*Directions*
Your answer should be a single number: the count of lines that hold the word "ORINA".

----------

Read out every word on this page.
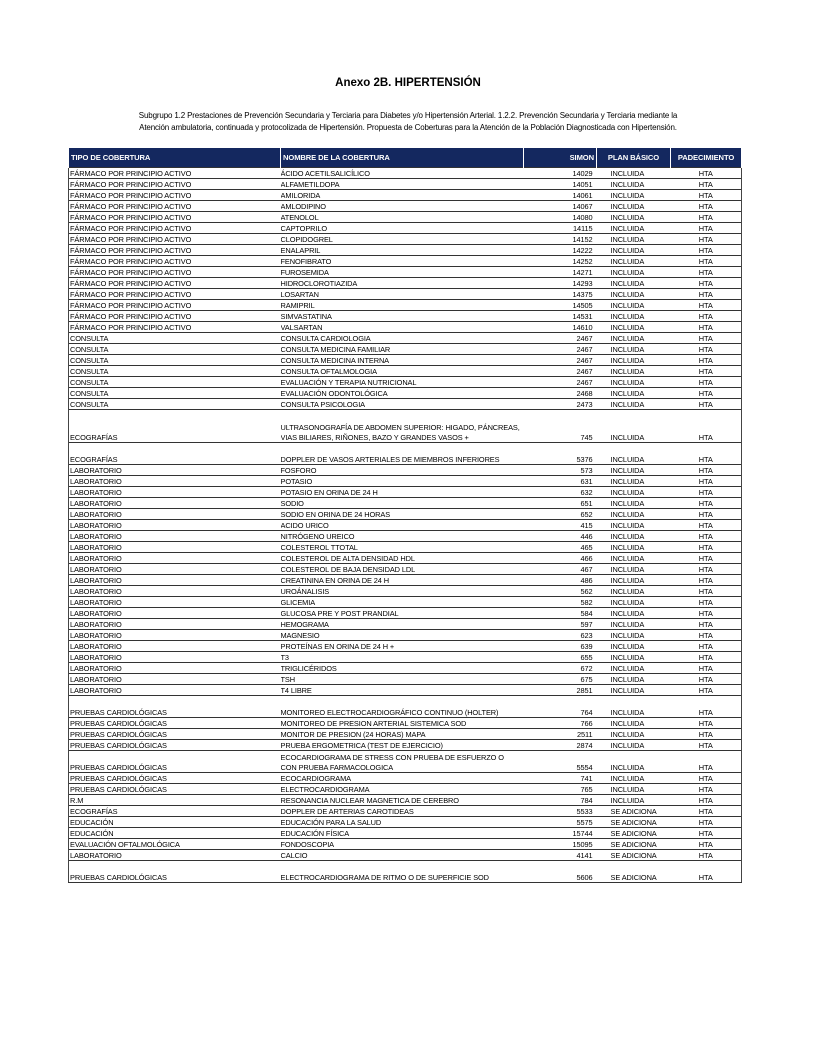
Anexo 2B. HIPERTENSIÓN
Subgrupo 1.2 Prestaciones de Prevención Secundaria y Terciaria para Diabetes y/o Hipertensión Arterial. 1.2.2. Prevención Secundaria y Terciaria mediante la
Atención ambulatoria, continuada y protocolizada de Hipertensión. Propuesta de Coberturas para la Atención de la Población Diagnosticada con Hipertensión.
TIPO DE COBERTURA	NOMBRE DE LA COBERTURA	SIMON	PLAN BÁSICO	PADECIMIENTO
FÁRMACO POR PRINCIPIO ACTIVO	ÁCIDO ACETILSALICÍLICO	14029	INCLUIDA	HTA
FÁRMACO POR PRINCIPIO ACTIVO	ALFAMETILDOPA	14051	INCLUIDA	HTA
FÁRMACO POR PRINCIPIO ACTIVO	AMILORIDA	14061	INCLUIDA	HTA
FÁRMACO POR PRINCIPIO ACTIVO	AMLODIPINO	14067	INCLUIDA	HTA
FÁRMACO POR PRINCIPIO ACTIVO	ATENOLOL	14080	INCLUIDA	HTA
FÁRMACO POR PRINCIPIO ACTIVO	CAPTOPRILO	14115	INCLUIDA	HTA
FÁRMACO POR PRINCIPIO ACTIVO	CLOPIDOGREL	14152	INCLUIDA	HTA
FÁRMACO POR PRINCIPIO ACTIVO	ENALAPRIL	14222	INCLUIDA	HTA
FÁRMACO POR PRINCIPIO ACTIVO	FENOFIBRATO	14252	INCLUIDA	HTA
FÁRMACO POR PRINCIPIO ACTIVO	FUROSEMIDA	14271	INCLUIDA	HTA
FÁRMACO POR PRINCIPIO ACTIVO	HIDROCLOROTIAZIDA	14293	INCLUIDA	HTA
FÁRMACO POR PRINCIPIO ACTIVO	LOSARTAN	14375	INCLUIDA	HTA
FÁRMACO POR PRINCIPIO ACTIVO	RAMIPRIL	14505	INCLUIDA	HTA
FÁRMACO POR PRINCIPIO ACTIVO	SIMVASTATINA	14531	INCLUIDA	HTA
FÁRMACO POR PRINCIPIO ACTIVO	VALSARTAN	14610	INCLUIDA	HTA
CONSULTA	CONSULTA CARDIOLOGIA	2467	INCLUIDA	HTA
CONSULTA	CONSULTA MEDICINA FAMILIAR	2467	INCLUIDA	HTA
CONSULTA	CONSULTA MEDICINA INTERNA	2467	INCLUIDA	HTA
CONSULTA	CONSULTA OFTALMOLOGIA	2467	INCLUIDA	HTA
CONSULTA	EVALUACIÓN Y TERAPIA NUTRICIONAL	2467	INCLUIDA	HTA
CONSULTA	EVALUACIÓN ODONTOLÓGICA	2468	INCLUIDA	HTA
CONSULTA	CONSULTA PSICOLOGIA	2473	INCLUIDA	HTA
ECOGRAFÍAS	ULTRASONOGRAFÍA DE ABDOMEN SUPERIOR: HIGADO, PÁNCREAS, VIAS BILIARES, RIÑONES, BAZO Y GRANDES VASOS +	745	INCLUIDA	HTA
ECOGRAFÍAS	DOPPLER DE VASOS ARTERIALES DE MIEMBROS INFERIORES	5376	INCLUIDA	HTA
LABORATORIO	FOSFORO	573	INCLUIDA	HTA
LABORATORIO	POTASIO	631	INCLUIDA	HTA
LABORATORIO	POTASIO EN ORINA DE 24 H	632	INCLUIDA	HTA
LABORATORIO	SODIO	651	INCLUIDA	HTA
LABORATORIO	SODIO EN ORINA DE 24 HORAS	652	INCLUIDA	HTA
LABORATORIO	ACIDO URICO	415	INCLUIDA	HTA
LABORATORIO	NITRÓGENO UREICO	446	INCLUIDA	HTA
LABORATORIO	COLESTEROL TTOTAL	465	INCLUIDA	HTA
LABORATORIO	COLESTEROL DE ALTA DENSIDAD HDL	466	INCLUIDA	HTA
LABORATORIO	COLESTEROL DE BAJA DENSIDAD LDL	467	INCLUIDA	HTA
LABORATORIO	CREATININA EN ORINA DE 24 H	486	INCLUIDA	HTA
LABORATORIO	UROÁNALISIS	562	INCLUIDA	HTA
LABORATORIO	GLICEMIA	582	INCLUIDA	HTA
LABORATORIO	GLUCOSA PRE Y POST PRANDIAL	584	INCLUIDA	HTA
LABORATORIO	HEMOGRAMA	597	INCLUIDA	HTA
LABORATORIO	MAGNESIO	623	INCLUIDA	HTA
LABORATORIO	PROTEÍNAS EN ORINA DE 24 H +	639	INCLUIDA	HTA
LABORATORIO	T3	655	INCLUIDA	HTA
LABORATORIO	TRIGLICÉRIDOS	672	INCLUIDA	HTA
LABORATORIO	TSH	675	INCLUIDA	HTA
LABORATORIO	T4 LIBRE	2851	INCLUIDA	HTA
PRUEBAS CARDIOLÓGICAS	MONITOREO ELECTROCARDIOGRÁFICO CONTINUO (HOLTER)	764	INCLUIDA	HTA
PRUEBAS CARDIOLÓGICAS	MONITOREO DE PRESION ARTERIAL SISTEMICA SOD	766	INCLUIDA	HTA
PRUEBAS CARDIOLÓGICAS	MONITOR DE PRESION (24 HORAS) MAPA	2511	INCLUIDA	HTA
PRUEBAS CARDIOLÓGICAS	PRUEBA ERGOMETRICA (TEST DE EJERCICIO)	2874	INCLUIDA	HTA
PRUEBAS CARDIOLÓGICAS	ECOCARDIOGRAMA DE STRESS CON PRUEBA DE ESFUERZO O CON PRUEBA FARMACOLOGICA	5554	INCLUIDA	HTA
PRUEBAS CARDIOLÓGICAS	ECOCARDIOGRAMA	741	INCLUIDA	HTA
PRUEBAS CARDIOLÓGICAS	ELECTROCARDIOGRAMA	765	INCLUIDA	HTA
R.M	RESONANCIA NUCLEAR MAGNETICA DE CEREBRO	784	INCLUIDA	HTA
ECOGRAFÍAS	DOPPLER DE ARTERIAS CAROTIDEAS	5533	SE ADICIONA	HTA
EDUCACIÓN	EDUCACIÓN PARA LA SALUD	5575	SE ADICIONA	HTA
EDUCACIÓN	EDUCACIÓN FÍSICA	15744	SE ADICIONA	HTA
EVALUACIÓN OFTALMOLÓGICA	FONDOSCOPIA	15095	SE ADICIONA	HTA
LABORATORIO	CALCIO	4141	SE ADICIONA	HTA
PRUEBAS CARDIOLÓGICAS	ELECTROCARDIOGRAMA DE RITMO O DE SUPERFICIE SOD	5606	SE ADICIONA	HTA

----------

*Solution for this problem*
4